## What is asked:
Answer these questions from the travel newsletter below:
(a) Who writes the newsletter, and what position does that person hold?
(b) In what place does the newsletter mention an amazing holiday show?
(c) Which destination in Mexico is suggested for a weekend getaway?

## Source extract:
□ □ □

Escapes: Travel deals? You want them, we've got them
Cheap airline tickets. Discounted tours. Reduced hotel rates. And don’t forget Vegas, which has fee-free stays, second rooms for free and dollars off regular rates. It’s a bargain hunter’s bonanza, thanks to Black Friday and Cyber Monday, and also thanks to our time zone.
My name is Catharine Hamm, and I’m the travel editor for the Los Angeles Times. What’s better than a Thanksgiving dinner? Discounts. Freebies. Any chance to stretch your travel dollars — and sometimes earlier than Friday, because many of these start just after midnight in the Eastern time zone, when it will still be a reasonable 9 p.m. Thursday in Southern California.
We also shine a light on places where you can see the holidays take on a certain glow, including an amazing show in Solvang. If you’re a little overwhelmed with turkey day detritus, take some time to dream about a weekend getaway to Todos Santos, Mexico. Or if you’re headed home already, we offer a primer on how to drive with… snow chains? Yep. Plus: why you need to keep your mouth in the closed position on a car trip, and a host of survival tips for those whose plans include an airport.
Happy Thanksgiving, readers. May your blessings be as numerous as the vehicles stuck in L.A. traffic.

□ □ □

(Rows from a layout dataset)
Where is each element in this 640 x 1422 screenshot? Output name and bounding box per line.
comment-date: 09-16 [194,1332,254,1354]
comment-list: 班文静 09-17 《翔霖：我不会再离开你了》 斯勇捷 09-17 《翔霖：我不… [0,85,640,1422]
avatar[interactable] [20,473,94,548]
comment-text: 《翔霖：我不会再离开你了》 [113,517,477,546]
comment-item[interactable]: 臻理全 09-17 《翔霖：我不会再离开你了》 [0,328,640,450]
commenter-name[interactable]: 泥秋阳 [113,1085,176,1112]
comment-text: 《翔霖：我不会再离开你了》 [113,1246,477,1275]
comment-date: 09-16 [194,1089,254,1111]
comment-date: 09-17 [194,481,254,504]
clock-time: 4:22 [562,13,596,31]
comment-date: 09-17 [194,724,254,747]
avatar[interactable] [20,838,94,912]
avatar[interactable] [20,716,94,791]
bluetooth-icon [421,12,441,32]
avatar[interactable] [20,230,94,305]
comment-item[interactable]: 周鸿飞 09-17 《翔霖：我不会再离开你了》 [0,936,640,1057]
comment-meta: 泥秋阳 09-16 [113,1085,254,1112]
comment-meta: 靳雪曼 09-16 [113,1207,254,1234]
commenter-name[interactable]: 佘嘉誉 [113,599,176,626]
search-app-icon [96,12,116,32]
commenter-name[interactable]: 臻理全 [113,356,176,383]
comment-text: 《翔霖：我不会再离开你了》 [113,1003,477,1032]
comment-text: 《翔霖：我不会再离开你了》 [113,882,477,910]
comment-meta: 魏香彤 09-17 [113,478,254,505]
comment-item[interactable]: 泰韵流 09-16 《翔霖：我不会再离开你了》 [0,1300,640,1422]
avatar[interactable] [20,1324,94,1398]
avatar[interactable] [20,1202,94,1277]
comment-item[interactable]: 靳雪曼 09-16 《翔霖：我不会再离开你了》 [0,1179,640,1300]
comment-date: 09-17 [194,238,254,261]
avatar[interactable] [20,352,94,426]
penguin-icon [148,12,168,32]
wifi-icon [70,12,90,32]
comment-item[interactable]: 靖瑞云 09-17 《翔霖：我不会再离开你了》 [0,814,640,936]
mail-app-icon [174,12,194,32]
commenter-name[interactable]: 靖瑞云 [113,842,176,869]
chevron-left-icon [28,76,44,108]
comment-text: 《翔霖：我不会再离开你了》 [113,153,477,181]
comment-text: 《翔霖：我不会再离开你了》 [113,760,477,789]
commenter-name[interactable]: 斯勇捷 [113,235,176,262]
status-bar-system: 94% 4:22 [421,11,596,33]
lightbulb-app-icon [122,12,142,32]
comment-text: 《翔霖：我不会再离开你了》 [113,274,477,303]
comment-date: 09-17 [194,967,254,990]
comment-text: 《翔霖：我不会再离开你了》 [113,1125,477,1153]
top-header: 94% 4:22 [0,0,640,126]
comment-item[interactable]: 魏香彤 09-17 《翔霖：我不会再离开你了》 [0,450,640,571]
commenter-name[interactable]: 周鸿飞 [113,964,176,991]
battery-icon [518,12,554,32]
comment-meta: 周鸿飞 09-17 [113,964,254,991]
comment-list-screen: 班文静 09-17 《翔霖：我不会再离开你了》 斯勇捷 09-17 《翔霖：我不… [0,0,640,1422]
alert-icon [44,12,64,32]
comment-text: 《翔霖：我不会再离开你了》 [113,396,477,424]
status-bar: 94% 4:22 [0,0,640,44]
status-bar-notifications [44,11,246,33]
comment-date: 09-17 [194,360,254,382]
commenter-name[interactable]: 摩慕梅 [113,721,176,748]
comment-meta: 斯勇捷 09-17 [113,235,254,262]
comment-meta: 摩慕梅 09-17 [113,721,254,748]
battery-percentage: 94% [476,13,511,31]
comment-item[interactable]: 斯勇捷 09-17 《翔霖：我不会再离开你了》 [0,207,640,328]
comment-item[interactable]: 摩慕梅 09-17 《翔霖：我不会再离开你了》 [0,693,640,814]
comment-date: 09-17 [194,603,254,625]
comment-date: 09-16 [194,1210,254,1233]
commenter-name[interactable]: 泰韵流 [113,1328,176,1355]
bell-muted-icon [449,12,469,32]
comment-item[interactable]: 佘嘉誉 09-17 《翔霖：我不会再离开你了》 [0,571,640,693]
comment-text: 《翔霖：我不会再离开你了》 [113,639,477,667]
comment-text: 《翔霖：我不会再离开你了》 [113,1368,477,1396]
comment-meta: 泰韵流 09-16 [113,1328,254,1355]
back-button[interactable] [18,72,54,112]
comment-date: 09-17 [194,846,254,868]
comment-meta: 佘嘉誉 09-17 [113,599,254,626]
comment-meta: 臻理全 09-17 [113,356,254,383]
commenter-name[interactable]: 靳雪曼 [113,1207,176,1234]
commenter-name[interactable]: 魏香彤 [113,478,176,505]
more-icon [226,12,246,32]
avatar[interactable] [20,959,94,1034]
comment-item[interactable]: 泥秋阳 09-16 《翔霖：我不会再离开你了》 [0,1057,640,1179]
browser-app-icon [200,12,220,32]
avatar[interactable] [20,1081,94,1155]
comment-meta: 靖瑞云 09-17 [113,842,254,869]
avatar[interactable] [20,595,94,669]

□ □ □

## Reply:
(a) Catharine Hamm, the travel editor for the Los Angeles Times.
(b) Solvang.
(c) Todos Santos.